• WORK TO BE COMPLETED
For the data below, report the number of lines that contain the string "this" and nothing else.

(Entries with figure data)
"""

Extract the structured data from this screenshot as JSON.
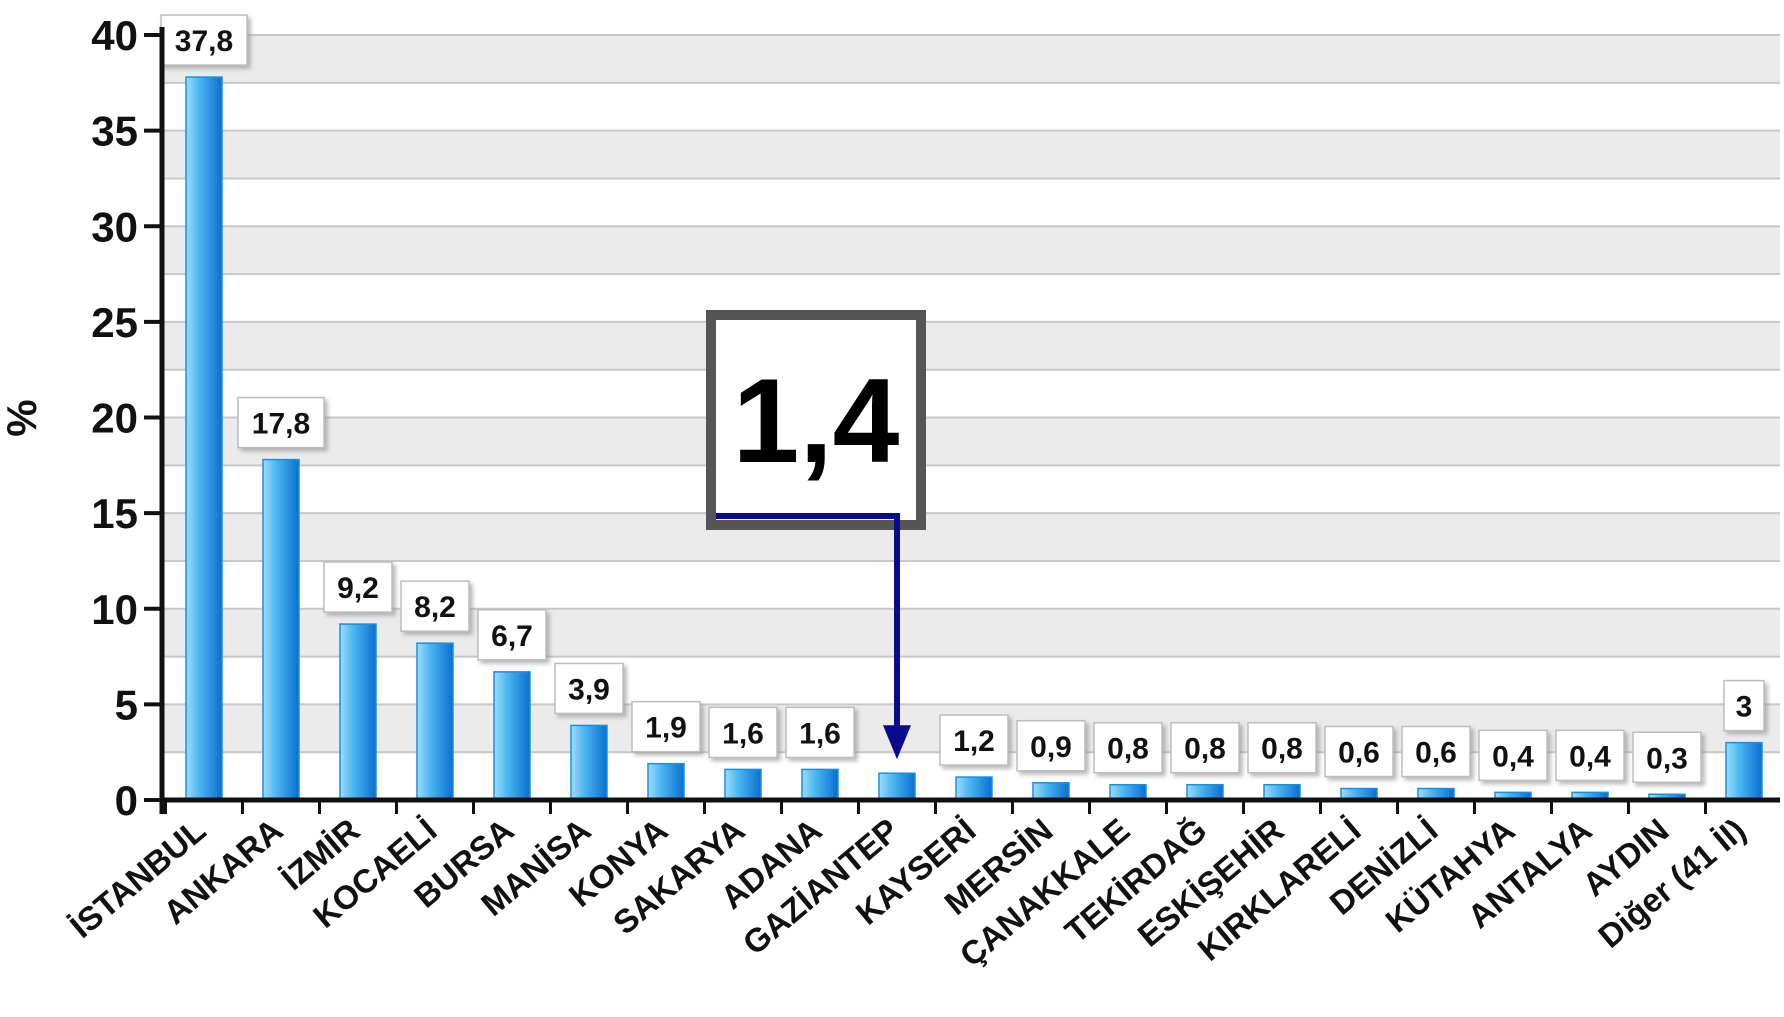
{
  "chart_data": {
    "type": "bar",
    "title": "",
    "xlabel": "",
    "ylabel": "%",
    "ylim": [
      0,
      40
    ],
    "yticks": [
      0,
      5,
      10,
      15,
      20,
      25,
      30,
      35,
      40
    ],
    "grid": true,
    "categories": [
      "İSTANBUL",
      "ANKARA",
      "İZMİR",
      "KOCAELİ",
      "BURSA",
      "MANİSA",
      "KONYA",
      "SAKARYA",
      "ADANA",
      "GAZİANTEP",
      "KAYSERİ",
      "MERSİN",
      "ÇANAKKALE",
      "TEKİRDAĞ",
      "ESKİŞEHİR",
      "KIRKLARELİ",
      "DENİZLİ",
      "KÜTAHYA",
      "ANTALYA",
      "AYDIN",
      "Diğer (41 İl)"
    ],
    "values": [
      37.8,
      17.8,
      9.2,
      8.2,
      6.7,
      3.9,
      1.9,
      1.6,
      1.6,
      1.4,
      1.2,
      0.9,
      0.8,
      0.8,
      0.8,
      0.6,
      0.6,
      0.4,
      0.4,
      0.3,
      3
    ],
    "data_labels": [
      "37,8",
      "17,8",
      "9,2",
      "8,2",
      "6,7",
      "3,9",
      "1,9",
      "1,6",
      "1,6",
      "",
      "1,2",
      "0,9",
      "0,8",
      "0,8",
      "0,8",
      "0,6",
      "0,6",
      "0,4",
      "0,4",
      "0,3",
      "3"
    ],
    "callout": {
      "label": "1,4",
      "category_index": 9
    },
    "colors": {
      "bar_light": "#5cc4f6",
      "bar_dark": "#0a6fd0",
      "bar_border": "#1a8fe0",
      "grid_band": "#ebebeb",
      "grid_line": "#c8c8c8",
      "axis": "#111111",
      "arrow": "#0a0a8c",
      "callout_border": "#555555"
    }
  }
}
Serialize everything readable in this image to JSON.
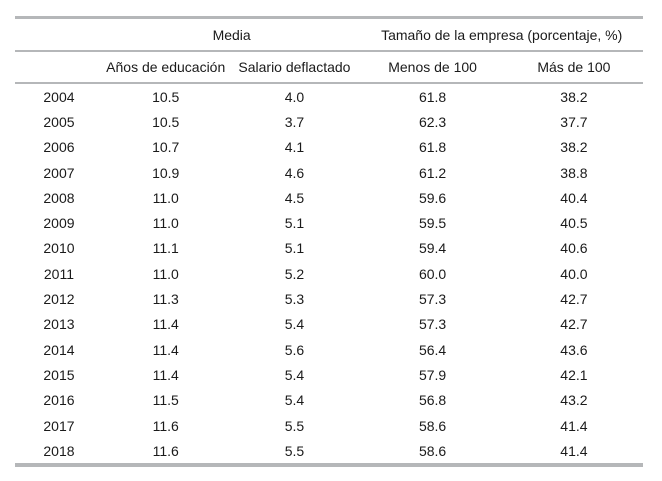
{
  "colors": {
    "rule": "#b5b7b9",
    "text": "#1a1a1a",
    "background": "#ffffff"
  },
  "chart_data": {
    "type": "table",
    "group_headers": [
      {
        "label": "Media",
        "span": 2
      },
      {
        "label": "Tamaño de la empresa (porcentaje, %)",
        "span": 2
      }
    ],
    "column_headers": [
      "Años de educación",
      "Salario deflactado",
      "Menos de 100",
      "Más de 100"
    ],
    "rows": [
      {
        "year": "2004",
        "values": [
          "10.5",
          "4.0",
          "61.8",
          "38.2"
        ]
      },
      {
        "year": "2005",
        "values": [
          "10.5",
          "3.7",
          "62.3",
          "37.7"
        ]
      },
      {
        "year": "2006",
        "values": [
          "10.7",
          "4.1",
          "61.8",
          "38.2"
        ]
      },
      {
        "year": "2007",
        "values": [
          "10.9",
          "4.6",
          "61.2",
          "38.8"
        ]
      },
      {
        "year": "2008",
        "values": [
          "11.0",
          "4.5",
          "59.6",
          "40.4"
        ]
      },
      {
        "year": "2009",
        "values": [
          "11.0",
          "5.1",
          "59.5",
          "40.5"
        ]
      },
      {
        "year": "2010",
        "values": [
          "11.1",
          "5.1",
          "59.4",
          "40.6"
        ]
      },
      {
        "year": "2011",
        "values": [
          "11.0",
          "5.2",
          "60.0",
          "40.0"
        ]
      },
      {
        "year": "2012",
        "values": [
          "11.3",
          "5.3",
          "57.3",
          "42.7"
        ]
      },
      {
        "year": "2013",
        "values": [
          "11.4",
          "5.4",
          "57.3",
          "42.7"
        ]
      },
      {
        "year": "2014",
        "values": [
          "11.4",
          "5.6",
          "56.4",
          "43.6"
        ]
      },
      {
        "year": "2015",
        "values": [
          "11.4",
          "5.4",
          "57.9",
          "42.1"
        ]
      },
      {
        "year": "2016",
        "values": [
          "11.5",
          "5.4",
          "56.8",
          "43.2"
        ]
      },
      {
        "year": "2017",
        "values": [
          "11.6",
          "5.5",
          "58.6",
          "41.4"
        ]
      },
      {
        "year": "2018",
        "values": [
          "11.6",
          "5.5",
          "58.6",
          "41.4"
        ]
      }
    ]
  }
}
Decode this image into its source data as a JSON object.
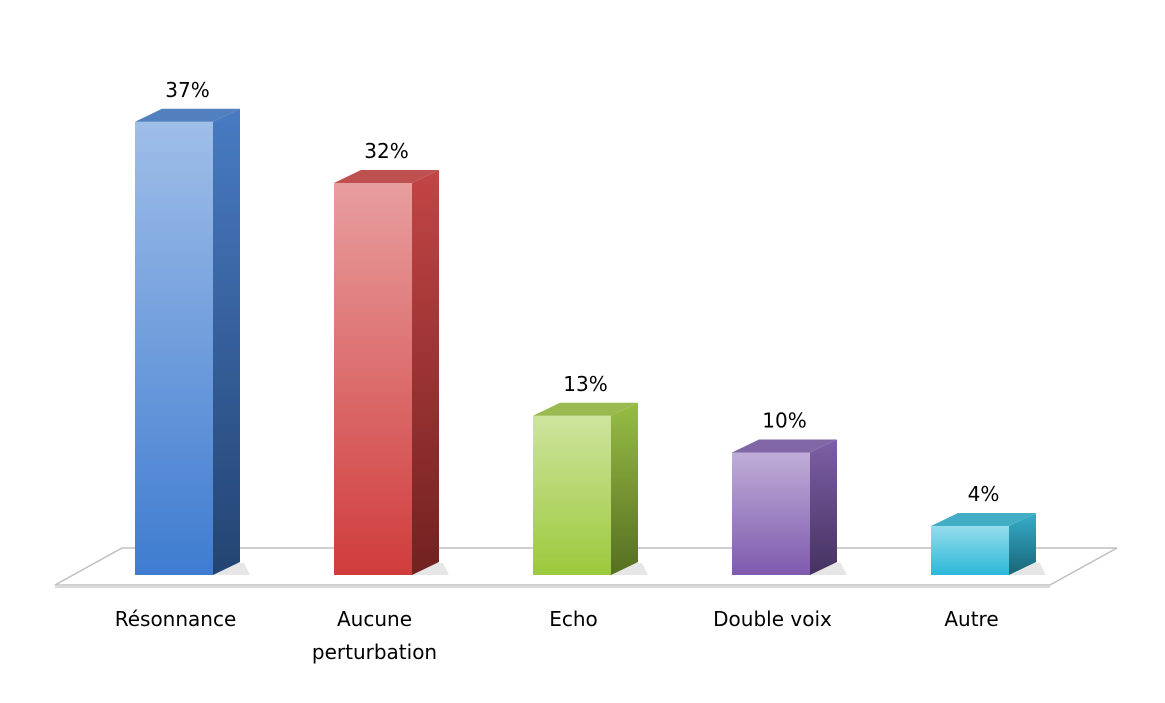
{
  "chart_data": {
    "type": "bar3d",
    "categories": [
      "Résonnance",
      "Aucune perturbation",
      "Echo",
      "Double voix",
      "Autre"
    ],
    "values": [
      37,
      32,
      13,
      10,
      4
    ],
    "value_labels": [
      "37%",
      "32%",
      "13%",
      "10%",
      "4%"
    ],
    "colors": [
      "#3f7cd0",
      "#d03c3c",
      "#9cc93c",
      "#7e5aae",
      "#2bb8d8"
    ]
  }
}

"""

• ANSWER
3